*TASK DIRECTIONS*. Each record below should be output verbatim, without pictures.

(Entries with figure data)
───

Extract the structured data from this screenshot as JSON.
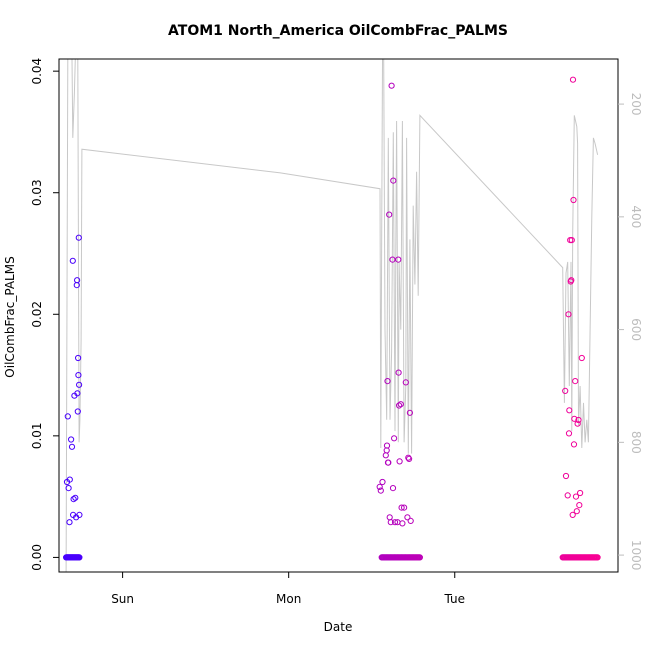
{
  "chart_data": {
    "type": "scatter",
    "title": "ATOM1 North_America OilCombFrac_PALMS",
    "xlabel": "Date",
    "ylabel": "OilCombFrac_PALMS",
    "xlim": [
      -0.383,
      2.983
    ],
    "ylim": [
      -0.0012,
      0.041
    ],
    "x_ticks": [
      {
        "value": 0,
        "label": "Sun"
      },
      {
        "value": 1,
        "label": "Mon"
      },
      {
        "value": 2,
        "label": "Tue"
      }
    ],
    "y_ticks": [
      {
        "value": 0.0,
        "label": "0.00"
      },
      {
        "value": 0.01,
        "label": "0.01"
      },
      {
        "value": 0.02,
        "label": "0.02"
      },
      {
        "value": 0.03,
        "label": "0.03"
      },
      {
        "value": 0.04,
        "label": "0.04"
      }
    ],
    "secondary_y": {
      "lim": [
        1030,
        120
      ],
      "inverted": true,
      "color": "#bdbdbd",
      "ticks": [
        {
          "value": 200,
          "label": "200"
        },
        {
          "value": 400,
          "label": "400"
        },
        {
          "value": 600,
          "label": "600"
        },
        {
          "value": 800,
          "label": "800"
        },
        {
          "value": 1000,
          "label": "1000"
        }
      ]
    },
    "grid": false,
    "altitude_line": {
      "color": "#c8c8c8",
      "points": [
        [
          -0.34,
          1030
        ],
        [
          -0.33,
          120
        ],
        [
          -0.305,
          120
        ],
        [
          -0.3,
          260
        ],
        [
          -0.29,
          180
        ],
        [
          -0.285,
          120
        ],
        [
          -0.27,
          120
        ],
        [
          -0.262,
          800
        ],
        [
          -0.257,
          760
        ],
        [
          -0.25,
          620
        ],
        [
          -0.245,
          280
        ],
        [
          0.95,
          322
        ],
        [
          1.55,
          350
        ],
        [
          1.555,
          810
        ],
        [
          1.56,
          430
        ],
        [
          1.565,
          120
        ],
        [
          1.572,
          120
        ],
        [
          1.58,
          600
        ],
        [
          1.59,
          760
        ],
        [
          1.6,
          260
        ],
        [
          1.61,
          760
        ],
        [
          1.62,
          640
        ],
        [
          1.63,
          250
        ],
        [
          1.64,
          780
        ],
        [
          1.645,
          460
        ],
        [
          1.65,
          230
        ],
        [
          1.66,
          800
        ],
        [
          1.665,
          480
        ],
        [
          1.675,
          600
        ],
        [
          1.685,
          230
        ],
        [
          1.695,
          800
        ],
        [
          1.705,
          700
        ],
        [
          1.71,
          260
        ],
        [
          1.72,
          820
        ],
        [
          1.73,
          440
        ],
        [
          1.74,
          820
        ],
        [
          1.75,
          380
        ],
        [
          1.76,
          520
        ],
        [
          1.77,
          320
        ],
        [
          1.78,
          540
        ],
        [
          1.79,
          220
        ],
        [
          2.65,
          490
        ],
        [
          2.66,
          730
        ],
        [
          2.67,
          500
        ],
        [
          2.68,
          480
        ],
        [
          2.69,
          700
        ],
        [
          2.7,
          480
        ],
        [
          2.705,
          780
        ],
        [
          2.71,
          430
        ],
        [
          2.72,
          220
        ],
        [
          2.735,
          240
        ],
        [
          2.74,
          270
        ],
        [
          2.745,
          770
        ],
        [
          2.755,
          700
        ],
        [
          2.765,
          810
        ],
        [
          2.775,
          730
        ],
        [
          2.785,
          800
        ],
        [
          2.795,
          760
        ],
        [
          2.805,
          800
        ],
        [
          2.815,
          600
        ],
        [
          2.825,
          400
        ],
        [
          2.835,
          260
        ],
        [
          2.845,
          270
        ],
        [
          2.86,
          290
        ]
      ]
    },
    "series": [
      {
        "color_start": "#4400ff",
        "color_end": "#ff0090",
        "points": [
          [
            -0.335,
            0.0062
          ],
          [
            -0.33,
            0.0116
          ],
          [
            -0.325,
            0.0057
          ],
          [
            -0.32,
            0.0029
          ],
          [
            -0.318,
            0.0064
          ],
          [
            -0.31,
            0.0097
          ],
          [
            -0.305,
            0.0091
          ],
          [
            -0.3,
            0.0244
          ],
          [
            -0.298,
            0.0035
          ],
          [
            -0.295,
            0.0048
          ],
          [
            -0.29,
            0.0133
          ],
          [
            -0.285,
            0.0049
          ],
          [
            -0.28,
            0.0033
          ],
          [
            -0.276,
            0.0224
          ],
          [
            -0.274,
            0.0228
          ],
          [
            -0.272,
            0.0135
          ],
          [
            -0.27,
            0.012
          ],
          [
            -0.268,
            0.0164
          ],
          [
            -0.266,
            0.015
          ],
          [
            -0.264,
            0.0263
          ],
          [
            -0.262,
            0.0142
          ],
          [
            -0.26,
            0.0035
          ],
          [
            1.548,
            0.0058
          ],
          [
            1.555,
            0.0055
          ],
          [
            1.565,
            0.0062
          ],
          [
            1.585,
            0.0084
          ],
          [
            1.59,
            0.0088
          ],
          [
            1.592,
            0.0092
          ],
          [
            1.595,
            0.0145
          ],
          [
            1.598,
            0.0078
          ],
          [
            1.6,
            0.0078
          ],
          [
            1.605,
            0.0282
          ],
          [
            1.608,
            0.0033
          ],
          [
            1.615,
            0.0029
          ],
          [
            1.62,
            0.0388
          ],
          [
            1.625,
            0.0245
          ],
          [
            1.628,
            0.0057
          ],
          [
            1.63,
            0.031
          ],
          [
            1.635,
            0.0098
          ],
          [
            1.64,
            0.0029
          ],
          [
            1.655,
            0.0029
          ],
          [
            1.66,
            0.0245
          ],
          [
            1.662,
            0.0152
          ],
          [
            1.665,
            0.0125
          ],
          [
            1.668,
            0.0079
          ],
          [
            1.675,
            0.0126
          ],
          [
            1.68,
            0.0041
          ],
          [
            1.685,
            0.0028
          ],
          [
            1.695,
            0.0041
          ],
          [
            1.705,
            0.0144
          ],
          [
            1.715,
            0.0033
          ],
          [
            1.72,
            0.0082
          ],
          [
            1.725,
            0.0081
          ],
          [
            1.73,
            0.0119
          ],
          [
            1.735,
            0.003
          ],
          [
            2.665,
            0.0137
          ],
          [
            2.67,
            0.0067
          ],
          [
            2.68,
            0.0051
          ],
          [
            2.685,
            0.02
          ],
          [
            2.688,
            0.0102
          ],
          [
            2.69,
            0.0121
          ],
          [
            2.695,
            0.0261
          ],
          [
            2.698,
            0.0227
          ],
          [
            2.702,
            0.0228
          ],
          [
            2.705,
            0.0261
          ],
          [
            2.71,
            0.0035
          ],
          [
            2.712,
            0.0393
          ],
          [
            2.715,
            0.0294
          ],
          [
            2.718,
            0.0093
          ],
          [
            2.72,
            0.0114
          ],
          [
            2.725,
            0.0145
          ],
          [
            2.73,
            0.005
          ],
          [
            2.735,
            0.0038
          ],
          [
            2.74,
            0.011
          ],
          [
            2.745,
            0.0113
          ],
          [
            2.75,
            0.0043
          ],
          [
            2.755,
            0.0053
          ],
          [
            2.765,
            0.0164
          ]
        ],
        "zero_clusters": [
          [
            -0.34,
            -0.26,
            26
          ],
          [
            1.56,
            1.79,
            50
          ],
          [
            2.65,
            2.86,
            45
          ]
        ]
      }
    ]
  }
}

───

*REPLY*.
Extract the structured data from this screenshot as JSON.
{
  "chart_data": {
    "type": "scatter",
    "title": "ATOM1 North_America OilCombFrac_PALMS",
    "xlabel": "Date",
    "ylabel": "OilCombFrac_PALMS",
    "xlim": [
      -0.383,
      2.983
    ],
    "ylim": [
      -0.0012,
      0.041
    ],
    "x_ticks": [
      {
        "value": 0,
        "label": "Sun"
      },
      {
        "value": 1,
        "label": "Mon"
      },
      {
        "value": 2,
        "label": "Tue"
      }
    ],
    "y_ticks": [
      {
        "value": 0.0,
        "label": "0.00"
      },
      {
        "value": 0.01,
        "label": "0.01"
      },
      {
        "value": 0.02,
        "label": "0.02"
      },
      {
        "value": 0.03,
        "label": "0.03"
      },
      {
        "value": 0.04,
        "label": "0.04"
      }
    ],
    "secondary_y": {
      "lim": [
        1030,
        120
      ],
      "inverted": true,
      "color": "#bdbdbd",
      "ticks": [
        {
          "value": 200,
          "label": "200"
        },
        {
          "value": 400,
          "label": "400"
        },
        {
          "value": 600,
          "label": "600"
        },
        {
          "value": 800,
          "label": "800"
        },
        {
          "value": 1000,
          "label": "1000"
        }
      ]
    },
    "grid": false,
    "altitude_line": {
      "color": "#c8c8c8",
      "points": [
        [
          -0.34,
          1030
        ],
        [
          -0.33,
          120
        ],
        [
          -0.305,
          120
        ],
        [
          -0.3,
          260
        ],
        [
          -0.29,
          180
        ],
        [
          -0.285,
          120
        ],
        [
          -0.27,
          120
        ],
        [
          -0.262,
          800
        ],
        [
          -0.257,
          760
        ],
        [
          -0.25,
          620
        ],
        [
          -0.245,
          280
        ],
        [
          0.95,
          322
        ],
        [
          1.55,
          350
        ],
        [
          1.555,
          810
        ],
        [
          1.56,
          430
        ],
        [
          1.565,
          120
        ],
        [
          1.572,
          120
        ],
        [
          1.58,
          600
        ],
        [
          1.59,
          760
        ],
        [
          1.6,
          260
        ],
        [
          1.61,
          760
        ],
        [
          1.62,
          640
        ],
        [
          1.63,
          250
        ],
        [
          1.64,
          780
        ],
        [
          1.645,
          460
        ],
        [
          1.65,
          230
        ],
        [
          1.66,
          800
        ],
        [
          1.665,
          480
        ],
        [
          1.675,
          600
        ],
        [
          1.685,
          230
        ],
        [
          1.695,
          800
        ],
        [
          1.705,
          700
        ],
        [
          1.71,
          260
        ],
        [
          1.72,
          820
        ],
        [
          1.73,
          440
        ],
        [
          1.74,
          820
        ],
        [
          1.75,
          380
        ],
        [
          1.76,
          520
        ],
        [
          1.77,
          320
        ],
        [
          1.78,
          540
        ],
        [
          1.79,
          220
        ],
        [
          2.65,
          490
        ],
        [
          2.66,
          730
        ],
        [
          2.67,
          500
        ],
        [
          2.68,
          480
        ],
        [
          2.69,
          700
        ],
        [
          2.7,
          480
        ],
        [
          2.705,
          780
        ],
        [
          2.71,
          430
        ],
        [
          2.72,
          220
        ],
        [
          2.735,
          240
        ],
        [
          2.74,
          270
        ],
        [
          2.745,
          770
        ],
        [
          2.755,
          700
        ],
        [
          2.765,
          810
        ],
        [
          2.775,
          730
        ],
        [
          2.785,
          800
        ],
        [
          2.795,
          760
        ],
        [
          2.805,
          800
        ],
        [
          2.815,
          600
        ],
        [
          2.825,
          400
        ],
        [
          2.835,
          260
        ],
        [
          2.845,
          270
        ],
        [
          2.86,
          290
        ]
      ]
    },
    "series": [
      {
        "color_start": "#4400ff",
        "color_end": "#ff0090",
        "points": [
          [
            -0.335,
            0.0062
          ],
          [
            -0.33,
            0.0116
          ],
          [
            -0.325,
            0.0057
          ],
          [
            -0.32,
            0.0029
          ],
          [
            -0.318,
            0.0064
          ],
          [
            -0.31,
            0.0097
          ],
          [
            -0.305,
            0.0091
          ],
          [
            -0.3,
            0.0244
          ],
          [
            -0.298,
            0.0035
          ],
          [
            -0.295,
            0.0048
          ],
          [
            -0.29,
            0.0133
          ],
          [
            -0.285,
            0.0049
          ],
          [
            -0.28,
            0.0033
          ],
          [
            -0.276,
            0.0224
          ],
          [
            -0.274,
            0.0228
          ],
          [
            -0.272,
            0.0135
          ],
          [
            -0.27,
            0.012
          ],
          [
            -0.268,
            0.0164
          ],
          [
            -0.266,
            0.015
          ],
          [
            -0.264,
            0.0263
          ],
          [
            -0.262,
            0.0142
          ],
          [
            -0.26,
            0.0035
          ],
          [
            1.548,
            0.0058
          ],
          [
            1.555,
            0.0055
          ],
          [
            1.565,
            0.0062
          ],
          [
            1.585,
            0.0084
          ],
          [
            1.59,
            0.0088
          ],
          [
            1.592,
            0.0092
          ],
          [
            1.595,
            0.0145
          ],
          [
            1.598,
            0.0078
          ],
          [
            1.6,
            0.0078
          ],
          [
            1.605,
            0.0282
          ],
          [
            1.608,
            0.0033
          ],
          [
            1.615,
            0.0029
          ],
          [
            1.62,
            0.0388
          ],
          [
            1.625,
            0.0245
          ],
          [
            1.628,
            0.0057
          ],
          [
            1.63,
            0.031
          ],
          [
            1.635,
            0.0098
          ],
          [
            1.64,
            0.0029
          ],
          [
            1.655,
            0.0029
          ],
          [
            1.66,
            0.0245
          ],
          [
            1.662,
            0.0152
          ],
          [
            1.665,
            0.0125
          ],
          [
            1.668,
            0.0079
          ],
          [
            1.675,
            0.0126
          ],
          [
            1.68,
            0.0041
          ],
          [
            1.685,
            0.0028
          ],
          [
            1.695,
            0.0041
          ],
          [
            1.705,
            0.0144
          ],
          [
            1.715,
            0.0033
          ],
          [
            1.72,
            0.0082
          ],
          [
            1.725,
            0.0081
          ],
          [
            1.73,
            0.0119
          ],
          [
            1.735,
            0.003
          ],
          [
            2.665,
            0.0137
          ],
          [
            2.67,
            0.0067
          ],
          [
            2.68,
            0.0051
          ],
          [
            2.685,
            0.02
          ],
          [
            2.688,
            0.0102
          ],
          [
            2.69,
            0.0121
          ],
          [
            2.695,
            0.0261
          ],
          [
            2.698,
            0.0227
          ],
          [
            2.702,
            0.0228
          ],
          [
            2.705,
            0.0261
          ],
          [
            2.71,
            0.0035
          ],
          [
            2.712,
            0.0393
          ],
          [
            2.715,
            0.0294
          ],
          [
            2.718,
            0.0093
          ],
          [
            2.72,
            0.0114
          ],
          [
            2.725,
            0.0145
          ],
          [
            2.73,
            0.005
          ],
          [
            2.735,
            0.0038
          ],
          [
            2.74,
            0.011
          ],
          [
            2.745,
            0.0113
          ],
          [
            2.75,
            0.0043
          ],
          [
            2.755,
            0.0053
          ],
          [
            2.765,
            0.0164
          ]
        ],
        "zero_clusters": [
          [
            -0.34,
            -0.26,
            26
          ],
          [
            1.56,
            1.79,
            50
          ],
          [
            2.65,
            2.86,
            45
          ]
        ]
      }
    ]
  }
}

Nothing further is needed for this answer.